### Exercise requirements
What is the number of lines holding the word "представления"? Give that number alone.

═══ Records to process

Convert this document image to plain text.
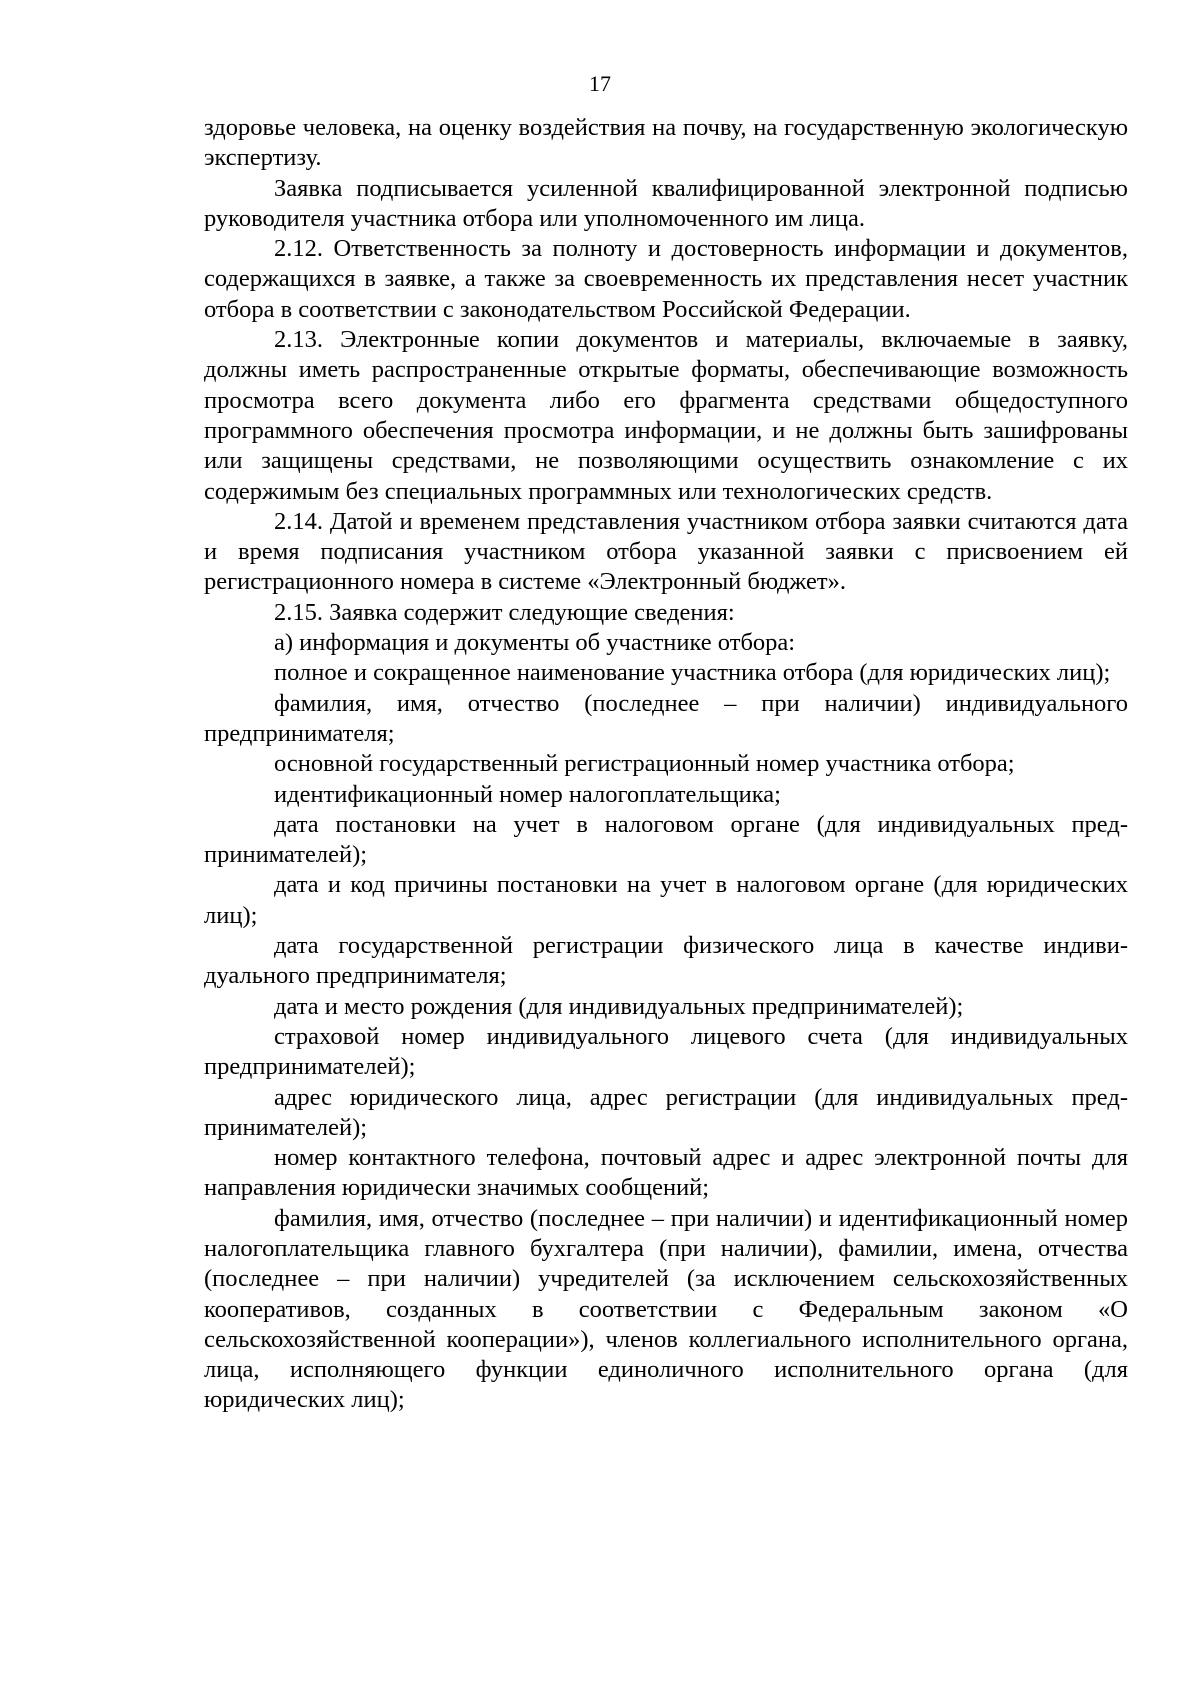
17

здоровье человека, на оценку воздействия на почву, на государственную экологическую экспертизу.

Заявка подписывается усиленной квалифицированной электронной подписью руководителя участника отбора или уполномоченного им лица.

2.12. Ответственность за полноту и достоверность информации и документов, содержащихся в заявке, а также за своевременность их представления несет участник отбора в соответствии с законодательством Российской Федерации.

2.13. Электронные копии документов и материалы, включаемые в заявку, должны иметь распространенные открытые форматы, обеспечивающие возможность просмотра всего документа либо его фрагмента средствами общедоступного программного обеспечения просмотра информации, и не должны быть зашифрованы или защищены средствами, не позволяющими осуществить ознакомление с их содержимым без специальных программных или технологических средств.

2.14. Датой и временем представления участником отбора заявки считаются дата и время подписания участником отбора указанной заявки с присвоением ей регистрационного номера в системе «Электронный бюджет».

2.15. Заявка содержит следующие сведения:

а) информация и документы об участнике отбора:

полное и сокращенное наименование участника отбора (для юридических лиц);

фамилия, имя, отчество (последнее – при наличии) индивидуального предпринимателя;

основной государственный регистрационный номер участника отбора;

идентификационный номер налогоплательщика;

дата постановки на учет в налоговом органе (для индивидуальных предпринимателей);

дата и код причины постановки на учет в налоговом органе (для юридических лиц);

дата государственной регистрации физического лица в качестве индивидуального предпринимателя;

дата и место рождения (для индивидуальных предпринимателей);

страховой номер индивидуального лицевого счета (для индивидуальных предпринимателей);

адрес юридического лица, адрес регистрации (для индивидуальных предпринимателей);

номер контактного телефона, почтовый адрес и адрес электронной почты для направления юридически значимых сообщений;

фамилия, имя, отчество (последнее – при наличии) и идентификационный номер налогоплательщика главного бухгалтера (при наличии), фамилии, имена, отчества (последнее – при наличии) учредителей (за исключением сельскохозяйственных кооперативов, созданных в соответствии с Федеральным законом «О сельскохозяйственной кооперации»), членов коллегиального исполнительного органа, лица, исполняющего функции единоличного исполнительного органа (для юридических лиц);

══════

### Complete output
2